-- begin --
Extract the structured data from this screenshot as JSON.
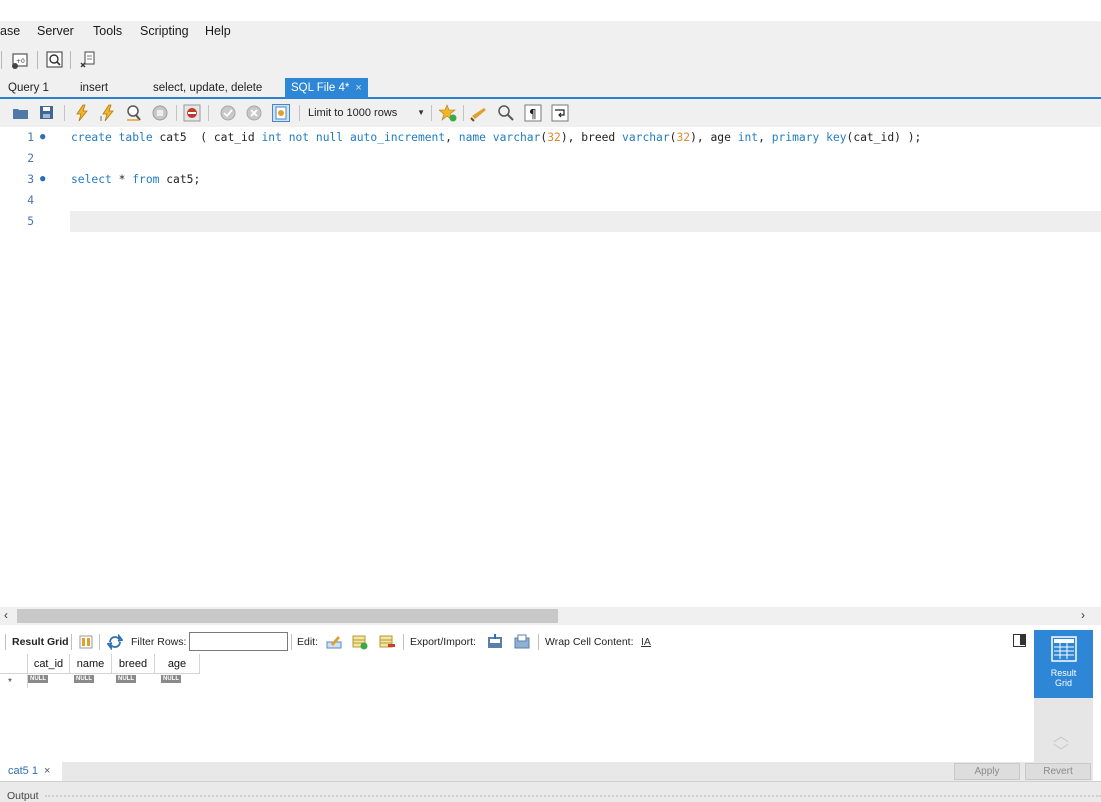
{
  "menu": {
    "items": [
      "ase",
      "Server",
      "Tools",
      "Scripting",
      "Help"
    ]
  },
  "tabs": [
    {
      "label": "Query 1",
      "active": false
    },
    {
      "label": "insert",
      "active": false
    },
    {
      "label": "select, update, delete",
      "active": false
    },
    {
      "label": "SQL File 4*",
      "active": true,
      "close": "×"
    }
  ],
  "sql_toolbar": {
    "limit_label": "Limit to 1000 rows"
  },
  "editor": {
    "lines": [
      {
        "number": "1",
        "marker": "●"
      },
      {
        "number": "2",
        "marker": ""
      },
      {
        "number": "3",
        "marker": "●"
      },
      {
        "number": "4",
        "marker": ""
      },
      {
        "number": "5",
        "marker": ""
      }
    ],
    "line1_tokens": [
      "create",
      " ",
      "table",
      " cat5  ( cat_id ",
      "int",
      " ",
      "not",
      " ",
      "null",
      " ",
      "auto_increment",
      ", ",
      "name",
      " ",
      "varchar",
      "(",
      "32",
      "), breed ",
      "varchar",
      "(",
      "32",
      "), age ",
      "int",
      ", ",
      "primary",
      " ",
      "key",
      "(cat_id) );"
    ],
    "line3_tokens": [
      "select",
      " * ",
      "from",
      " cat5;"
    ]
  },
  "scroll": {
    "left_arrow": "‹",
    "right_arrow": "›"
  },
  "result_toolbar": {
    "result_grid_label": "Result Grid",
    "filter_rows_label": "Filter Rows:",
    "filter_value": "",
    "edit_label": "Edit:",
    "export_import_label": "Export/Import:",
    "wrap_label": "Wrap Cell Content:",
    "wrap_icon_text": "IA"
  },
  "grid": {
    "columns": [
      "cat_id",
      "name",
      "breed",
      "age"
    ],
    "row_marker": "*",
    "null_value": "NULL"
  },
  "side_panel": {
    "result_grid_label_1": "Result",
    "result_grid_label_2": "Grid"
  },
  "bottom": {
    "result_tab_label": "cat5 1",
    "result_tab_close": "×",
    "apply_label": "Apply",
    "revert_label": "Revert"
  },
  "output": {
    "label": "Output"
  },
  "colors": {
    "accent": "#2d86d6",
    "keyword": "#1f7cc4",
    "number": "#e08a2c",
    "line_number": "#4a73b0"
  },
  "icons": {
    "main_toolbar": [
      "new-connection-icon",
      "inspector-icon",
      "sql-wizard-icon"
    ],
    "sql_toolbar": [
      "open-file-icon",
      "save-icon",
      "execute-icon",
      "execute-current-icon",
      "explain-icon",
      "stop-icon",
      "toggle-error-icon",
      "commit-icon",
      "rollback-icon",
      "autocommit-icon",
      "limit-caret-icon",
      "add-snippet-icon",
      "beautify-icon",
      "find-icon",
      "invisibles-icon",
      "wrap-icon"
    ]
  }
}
-- end --
-- begin --
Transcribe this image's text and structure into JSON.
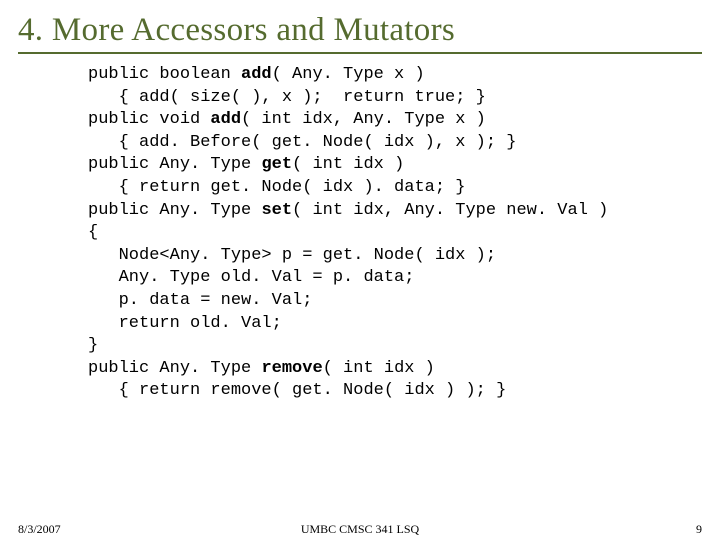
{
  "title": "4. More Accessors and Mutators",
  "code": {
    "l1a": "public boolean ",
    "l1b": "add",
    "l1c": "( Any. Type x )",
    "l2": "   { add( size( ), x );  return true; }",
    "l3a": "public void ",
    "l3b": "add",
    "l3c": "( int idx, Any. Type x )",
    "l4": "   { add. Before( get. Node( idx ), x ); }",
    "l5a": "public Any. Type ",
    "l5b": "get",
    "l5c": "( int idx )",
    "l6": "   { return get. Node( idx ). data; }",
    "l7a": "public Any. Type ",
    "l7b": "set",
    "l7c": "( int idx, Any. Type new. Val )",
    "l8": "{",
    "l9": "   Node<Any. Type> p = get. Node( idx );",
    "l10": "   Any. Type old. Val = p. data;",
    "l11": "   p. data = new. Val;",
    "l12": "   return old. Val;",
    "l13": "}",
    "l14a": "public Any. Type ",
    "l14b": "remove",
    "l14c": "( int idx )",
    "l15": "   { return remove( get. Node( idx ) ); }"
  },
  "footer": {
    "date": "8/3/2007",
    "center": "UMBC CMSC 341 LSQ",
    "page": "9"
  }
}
-- end --
PROBLEM REQUIREMENTS:
Pick out the lines that have the word "JSON". Copy them all.

WRITTEN ANSWER:
Extract the structured data from this screenshot as JSON.
Transcribe this image's text and structure into JSON.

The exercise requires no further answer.